• YOUR GOAL
Reproduce all the entries exactly and keep the pictures out.

A block of data:
** BEGIN **
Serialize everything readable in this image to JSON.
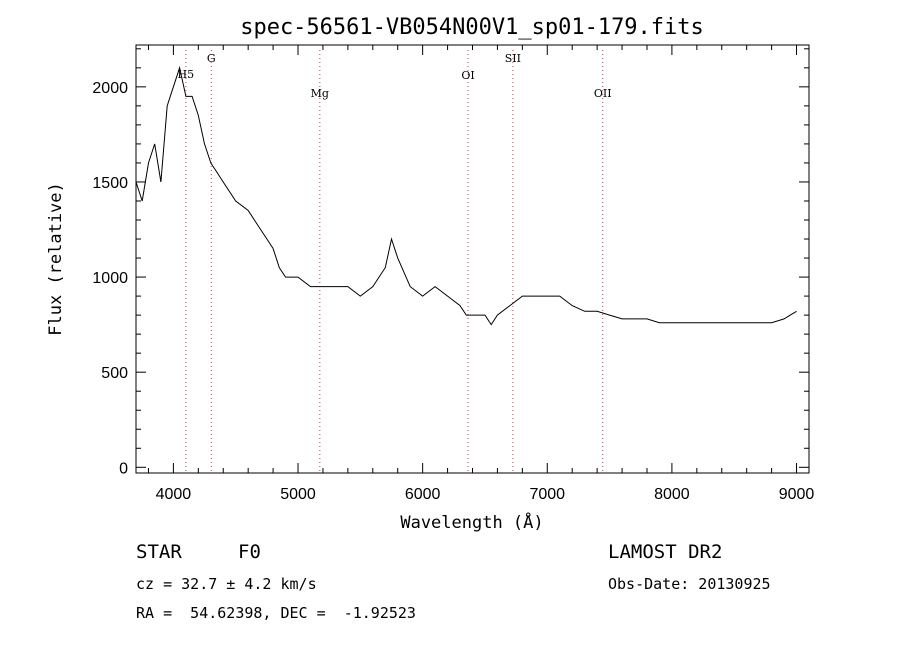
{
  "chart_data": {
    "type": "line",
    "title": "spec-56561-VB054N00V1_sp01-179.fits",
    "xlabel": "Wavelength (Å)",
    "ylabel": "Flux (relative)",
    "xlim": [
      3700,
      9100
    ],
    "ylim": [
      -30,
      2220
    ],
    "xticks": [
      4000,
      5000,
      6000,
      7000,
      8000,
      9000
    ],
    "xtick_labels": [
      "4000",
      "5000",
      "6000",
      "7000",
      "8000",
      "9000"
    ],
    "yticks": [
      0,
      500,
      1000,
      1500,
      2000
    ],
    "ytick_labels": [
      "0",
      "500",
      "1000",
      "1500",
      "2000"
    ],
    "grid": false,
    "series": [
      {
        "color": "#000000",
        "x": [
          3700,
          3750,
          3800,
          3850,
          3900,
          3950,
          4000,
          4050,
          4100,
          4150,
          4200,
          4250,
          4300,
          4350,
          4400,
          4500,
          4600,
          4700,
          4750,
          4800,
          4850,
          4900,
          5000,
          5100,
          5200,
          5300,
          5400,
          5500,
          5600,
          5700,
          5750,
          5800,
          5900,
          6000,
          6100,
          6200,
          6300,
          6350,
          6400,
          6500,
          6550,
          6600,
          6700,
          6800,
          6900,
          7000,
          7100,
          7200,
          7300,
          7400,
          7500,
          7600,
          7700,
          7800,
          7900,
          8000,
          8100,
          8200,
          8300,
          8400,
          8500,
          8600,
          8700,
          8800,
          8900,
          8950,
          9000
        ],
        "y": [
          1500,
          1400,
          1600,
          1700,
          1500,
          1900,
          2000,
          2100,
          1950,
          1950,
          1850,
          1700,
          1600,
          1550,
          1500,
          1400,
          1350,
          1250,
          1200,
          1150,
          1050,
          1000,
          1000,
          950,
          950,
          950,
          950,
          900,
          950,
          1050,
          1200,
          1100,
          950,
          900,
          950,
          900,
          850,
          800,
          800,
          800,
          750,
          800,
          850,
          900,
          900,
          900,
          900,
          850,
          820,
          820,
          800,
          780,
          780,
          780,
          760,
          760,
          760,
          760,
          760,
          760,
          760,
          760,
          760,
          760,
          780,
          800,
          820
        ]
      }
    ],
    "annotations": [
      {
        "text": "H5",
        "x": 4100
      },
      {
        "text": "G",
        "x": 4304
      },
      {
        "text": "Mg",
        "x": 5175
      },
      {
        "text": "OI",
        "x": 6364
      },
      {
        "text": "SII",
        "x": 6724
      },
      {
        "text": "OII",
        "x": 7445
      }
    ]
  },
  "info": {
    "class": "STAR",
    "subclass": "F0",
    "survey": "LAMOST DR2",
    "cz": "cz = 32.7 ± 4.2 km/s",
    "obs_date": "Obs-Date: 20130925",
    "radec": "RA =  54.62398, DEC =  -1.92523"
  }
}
** END **
• RESULT OF THE EXERCISE
Serialize everything readable in this image to JSON.
{
  "chart_data": {
    "type": "line",
    "title": "spec-56561-VB054N00V1_sp01-179.fits",
    "xlabel": "Wavelength (Å)",
    "ylabel": "Flux (relative)",
    "xlim": [
      3700,
      9100
    ],
    "ylim": [
      -30,
      2220
    ],
    "xticks": [
      4000,
      5000,
      6000,
      7000,
      8000,
      9000
    ],
    "xtick_labels": [
      "4000",
      "5000",
      "6000",
      "7000",
      "8000",
      "9000"
    ],
    "yticks": [
      0,
      500,
      1000,
      1500,
      2000
    ],
    "ytick_labels": [
      "0",
      "500",
      "1000",
      "1500",
      "2000"
    ],
    "grid": false,
    "series": [
      {
        "color": "#000000",
        "x": [
          3700,
          3750,
          3800,
          3850,
          3900,
          3950,
          4000,
          4050,
          4100,
          4150,
          4200,
          4250,
          4300,
          4350,
          4400,
          4500,
          4600,
          4700,
          4750,
          4800,
          4850,
          4900,
          5000,
          5100,
          5200,
          5300,
          5400,
          5500,
          5600,
          5700,
          5750,
          5800,
          5900,
          6000,
          6100,
          6200,
          6300,
          6350,
          6400,
          6500,
          6550,
          6600,
          6700,
          6800,
          6900,
          7000,
          7100,
          7200,
          7300,
          7400,
          7500,
          7600,
          7700,
          7800,
          7900,
          8000,
          8100,
          8200,
          8300,
          8400,
          8500,
          8600,
          8700,
          8800,
          8900,
          8950,
          9000
        ],
        "y": [
          1500,
          1400,
          1600,
          1700,
          1500,
          1900,
          2000,
          2100,
          1950,
          1950,
          1850,
          1700,
          1600,
          1550,
          1500,
          1400,
          1350,
          1250,
          1200,
          1150,
          1050,
          1000,
          1000,
          950,
          950,
          950,
          950,
          900,
          950,
          1050,
          1200,
          1100,
          950,
          900,
          950,
          900,
          850,
          800,
          800,
          800,
          750,
          800,
          850,
          900,
          900,
          900,
          900,
          850,
          820,
          820,
          800,
          780,
          780,
          780,
          760,
          760,
          760,
          760,
          760,
          760,
          760,
          760,
          760,
          760,
          780,
          800,
          820
        ]
      }
    ],
    "annotations": [
      {
        "text": "H5",
        "x": 4100
      },
      {
        "text": "G",
        "x": 4304
      },
      {
        "text": "Mg",
        "x": 5175
      },
      {
        "text": "OI",
        "x": 6364
      },
      {
        "text": "SII",
        "x": 6724
      },
      {
        "text": "OII",
        "x": 7445
      }
    ]
  },
  "info": {
    "class": "STAR",
    "subclass": "F0",
    "survey": "LAMOST DR2",
    "cz": "cz = 32.7 ± 4.2 km/s",
    "obs_date": "Obs-Date: 20130925",
    "radec": "RA =  54.62398, DEC =  -1.92523"
  }
}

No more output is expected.